- WHAT THIS TASK INVOLVES
Please list all lines of the material below in which the string "title" occurs.

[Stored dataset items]

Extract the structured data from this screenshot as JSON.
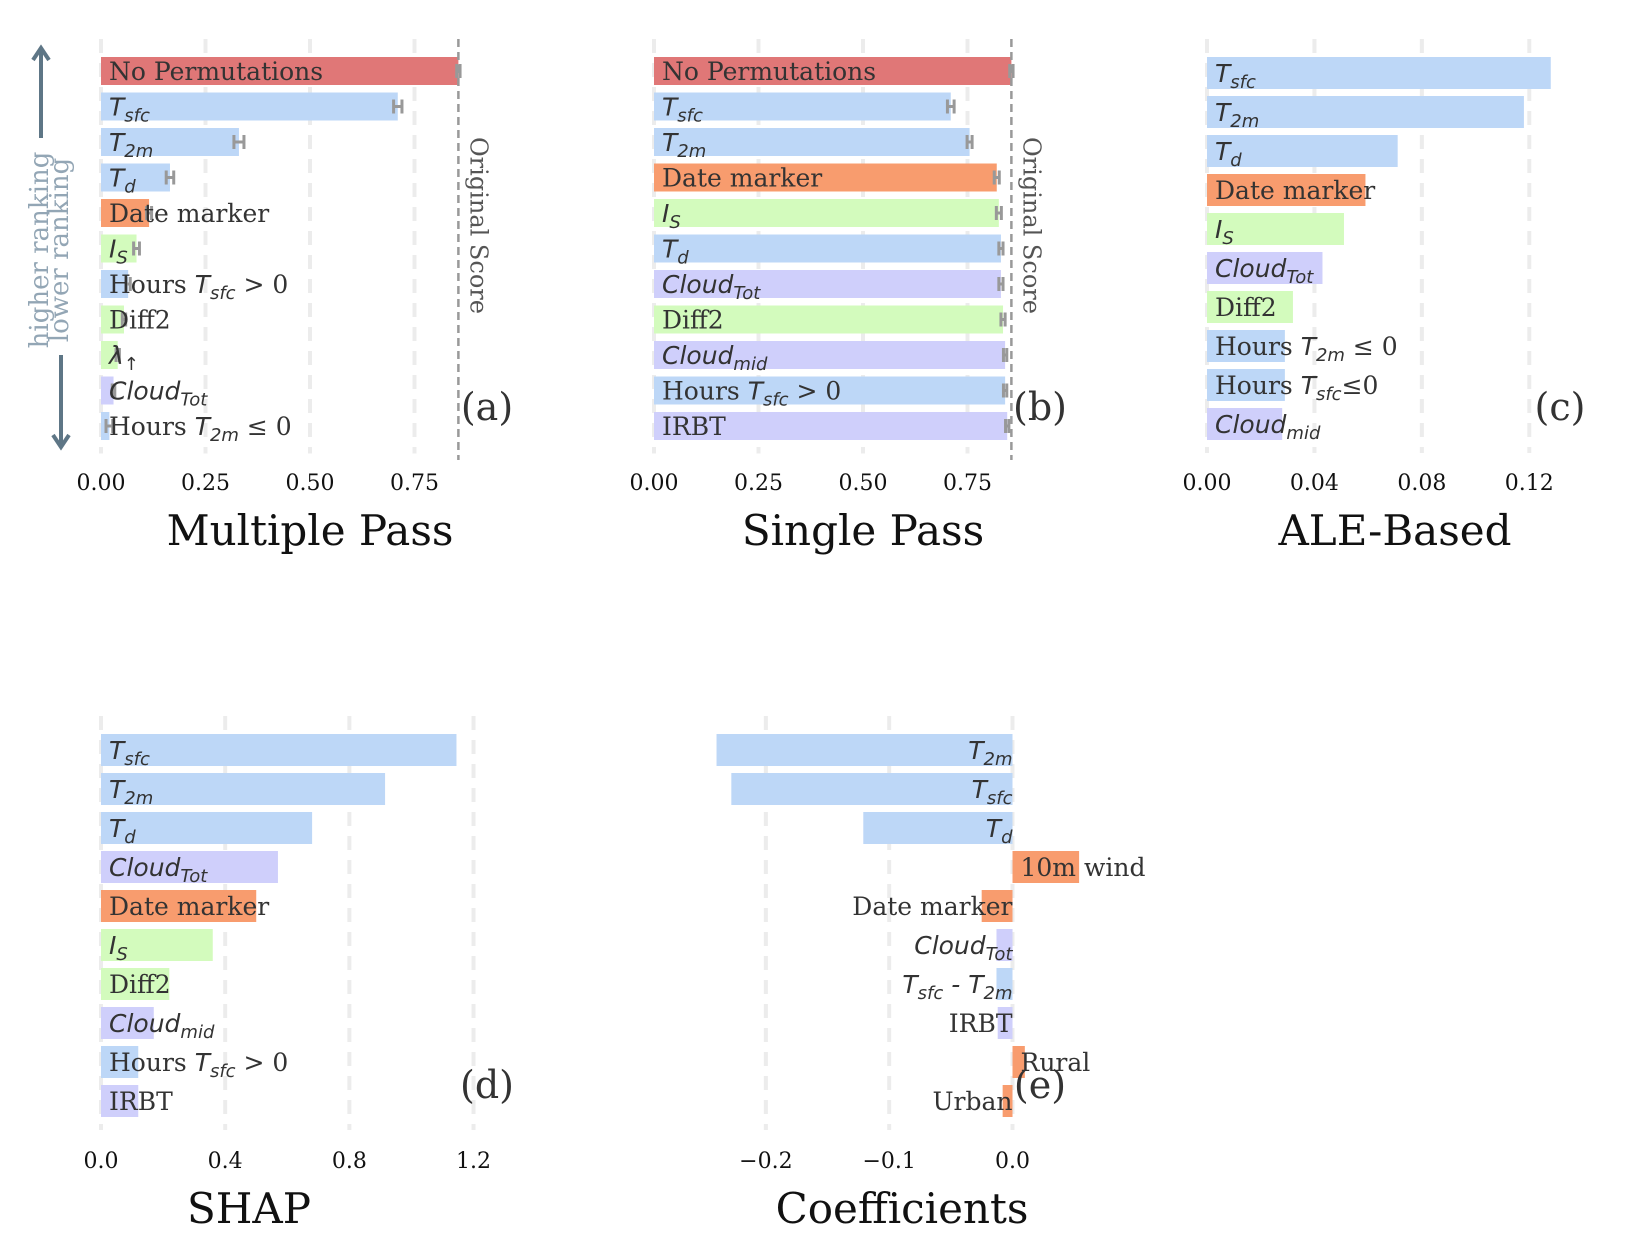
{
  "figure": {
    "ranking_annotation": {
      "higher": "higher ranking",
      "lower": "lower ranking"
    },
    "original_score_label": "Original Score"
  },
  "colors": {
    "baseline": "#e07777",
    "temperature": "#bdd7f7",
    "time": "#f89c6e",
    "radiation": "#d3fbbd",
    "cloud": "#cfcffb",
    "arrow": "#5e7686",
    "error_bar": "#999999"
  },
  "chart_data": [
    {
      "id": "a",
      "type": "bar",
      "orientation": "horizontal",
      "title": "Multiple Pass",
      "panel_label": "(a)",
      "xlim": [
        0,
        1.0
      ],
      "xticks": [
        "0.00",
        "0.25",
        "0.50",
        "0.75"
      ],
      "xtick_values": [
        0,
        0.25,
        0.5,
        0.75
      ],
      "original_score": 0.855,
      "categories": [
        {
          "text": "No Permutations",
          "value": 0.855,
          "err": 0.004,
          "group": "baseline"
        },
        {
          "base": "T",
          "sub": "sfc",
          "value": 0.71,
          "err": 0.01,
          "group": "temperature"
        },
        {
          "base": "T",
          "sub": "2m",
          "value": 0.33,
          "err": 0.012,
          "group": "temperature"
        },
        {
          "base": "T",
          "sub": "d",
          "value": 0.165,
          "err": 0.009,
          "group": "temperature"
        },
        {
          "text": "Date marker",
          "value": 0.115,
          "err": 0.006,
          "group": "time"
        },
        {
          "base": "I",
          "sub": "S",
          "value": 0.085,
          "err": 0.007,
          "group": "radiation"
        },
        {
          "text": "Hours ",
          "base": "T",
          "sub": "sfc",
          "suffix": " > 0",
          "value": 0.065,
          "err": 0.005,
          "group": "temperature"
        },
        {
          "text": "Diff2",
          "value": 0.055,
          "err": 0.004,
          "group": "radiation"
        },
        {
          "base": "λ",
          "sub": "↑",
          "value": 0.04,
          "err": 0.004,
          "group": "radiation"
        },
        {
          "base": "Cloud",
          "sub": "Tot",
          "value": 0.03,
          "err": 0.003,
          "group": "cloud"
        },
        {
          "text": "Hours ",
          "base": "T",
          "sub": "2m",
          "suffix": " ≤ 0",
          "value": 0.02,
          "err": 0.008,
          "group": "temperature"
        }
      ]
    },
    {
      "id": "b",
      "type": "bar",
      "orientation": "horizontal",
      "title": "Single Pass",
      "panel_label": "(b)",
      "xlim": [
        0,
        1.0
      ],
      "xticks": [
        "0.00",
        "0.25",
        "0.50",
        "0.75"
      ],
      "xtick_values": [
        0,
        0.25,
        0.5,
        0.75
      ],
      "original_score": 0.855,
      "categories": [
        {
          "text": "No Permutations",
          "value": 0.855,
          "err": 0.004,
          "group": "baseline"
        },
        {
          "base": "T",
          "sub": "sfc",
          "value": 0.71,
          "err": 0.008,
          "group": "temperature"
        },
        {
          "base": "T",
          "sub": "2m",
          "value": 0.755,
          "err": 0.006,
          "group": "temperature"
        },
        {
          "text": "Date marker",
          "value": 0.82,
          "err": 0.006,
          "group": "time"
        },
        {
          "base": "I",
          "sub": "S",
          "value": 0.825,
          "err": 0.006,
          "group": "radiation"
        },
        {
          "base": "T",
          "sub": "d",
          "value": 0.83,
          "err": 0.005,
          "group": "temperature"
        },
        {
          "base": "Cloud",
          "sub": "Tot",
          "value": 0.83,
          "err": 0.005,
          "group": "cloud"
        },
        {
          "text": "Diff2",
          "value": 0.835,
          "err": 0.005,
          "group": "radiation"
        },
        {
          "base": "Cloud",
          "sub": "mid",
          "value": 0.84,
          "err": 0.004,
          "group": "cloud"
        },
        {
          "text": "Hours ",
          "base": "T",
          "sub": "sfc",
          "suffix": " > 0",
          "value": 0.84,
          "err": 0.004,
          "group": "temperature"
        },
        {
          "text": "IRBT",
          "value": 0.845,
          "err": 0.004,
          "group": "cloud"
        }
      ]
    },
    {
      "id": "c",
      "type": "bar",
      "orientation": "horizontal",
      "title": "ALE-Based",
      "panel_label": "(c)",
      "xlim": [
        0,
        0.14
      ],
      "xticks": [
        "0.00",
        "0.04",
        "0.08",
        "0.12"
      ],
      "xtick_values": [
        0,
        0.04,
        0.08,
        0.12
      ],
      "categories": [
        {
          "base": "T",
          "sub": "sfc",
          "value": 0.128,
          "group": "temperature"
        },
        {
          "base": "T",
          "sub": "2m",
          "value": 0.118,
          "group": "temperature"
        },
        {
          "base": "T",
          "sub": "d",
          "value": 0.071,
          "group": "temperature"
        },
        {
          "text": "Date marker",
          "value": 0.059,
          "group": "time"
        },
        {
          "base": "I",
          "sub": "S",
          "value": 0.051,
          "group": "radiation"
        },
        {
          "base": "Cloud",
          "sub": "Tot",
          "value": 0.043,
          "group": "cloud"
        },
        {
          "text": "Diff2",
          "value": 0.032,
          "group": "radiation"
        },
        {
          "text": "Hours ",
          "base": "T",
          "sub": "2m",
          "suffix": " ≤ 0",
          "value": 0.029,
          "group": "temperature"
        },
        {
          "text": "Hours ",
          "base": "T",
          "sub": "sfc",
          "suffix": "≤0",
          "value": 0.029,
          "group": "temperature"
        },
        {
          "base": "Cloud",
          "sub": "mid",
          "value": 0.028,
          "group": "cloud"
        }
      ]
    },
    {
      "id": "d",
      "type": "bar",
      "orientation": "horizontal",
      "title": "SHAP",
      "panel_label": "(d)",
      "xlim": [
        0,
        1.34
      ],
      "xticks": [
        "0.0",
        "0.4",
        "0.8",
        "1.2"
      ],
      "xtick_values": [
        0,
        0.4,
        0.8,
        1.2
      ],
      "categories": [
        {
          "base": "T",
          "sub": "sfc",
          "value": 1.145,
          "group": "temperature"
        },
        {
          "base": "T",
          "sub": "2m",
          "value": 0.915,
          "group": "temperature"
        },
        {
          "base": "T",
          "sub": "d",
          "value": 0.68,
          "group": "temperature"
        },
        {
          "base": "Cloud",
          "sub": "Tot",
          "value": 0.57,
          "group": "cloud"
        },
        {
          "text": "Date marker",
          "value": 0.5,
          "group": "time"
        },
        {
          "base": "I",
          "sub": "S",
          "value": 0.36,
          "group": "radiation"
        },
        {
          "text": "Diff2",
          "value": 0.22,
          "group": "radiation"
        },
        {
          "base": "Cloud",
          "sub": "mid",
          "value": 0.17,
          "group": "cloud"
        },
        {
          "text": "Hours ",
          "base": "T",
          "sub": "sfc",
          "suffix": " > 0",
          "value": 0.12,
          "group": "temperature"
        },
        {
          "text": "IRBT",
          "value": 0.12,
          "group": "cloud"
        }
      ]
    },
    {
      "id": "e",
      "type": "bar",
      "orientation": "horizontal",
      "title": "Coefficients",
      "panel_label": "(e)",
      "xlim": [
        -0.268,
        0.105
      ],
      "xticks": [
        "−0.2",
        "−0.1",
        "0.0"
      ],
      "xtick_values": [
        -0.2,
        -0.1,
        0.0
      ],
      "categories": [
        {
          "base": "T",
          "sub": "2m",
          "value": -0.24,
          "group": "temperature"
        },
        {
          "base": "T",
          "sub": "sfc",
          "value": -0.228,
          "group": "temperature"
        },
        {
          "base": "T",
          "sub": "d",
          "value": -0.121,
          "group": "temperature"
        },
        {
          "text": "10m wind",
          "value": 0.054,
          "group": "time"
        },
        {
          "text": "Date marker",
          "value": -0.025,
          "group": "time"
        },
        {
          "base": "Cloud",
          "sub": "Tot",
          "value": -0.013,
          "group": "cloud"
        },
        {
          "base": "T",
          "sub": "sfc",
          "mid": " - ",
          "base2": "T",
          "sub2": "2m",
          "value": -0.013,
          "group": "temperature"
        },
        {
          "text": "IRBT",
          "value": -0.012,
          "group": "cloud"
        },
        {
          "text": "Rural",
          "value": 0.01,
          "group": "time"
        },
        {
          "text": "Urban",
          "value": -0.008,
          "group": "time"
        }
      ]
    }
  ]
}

- RESULT FOR THIS TASK
      "title": "Multiple Pass",
      "title": "Single Pass",
      "title": "ALE-Based",
      "title": "SHAP",
      "title": "Coefficients",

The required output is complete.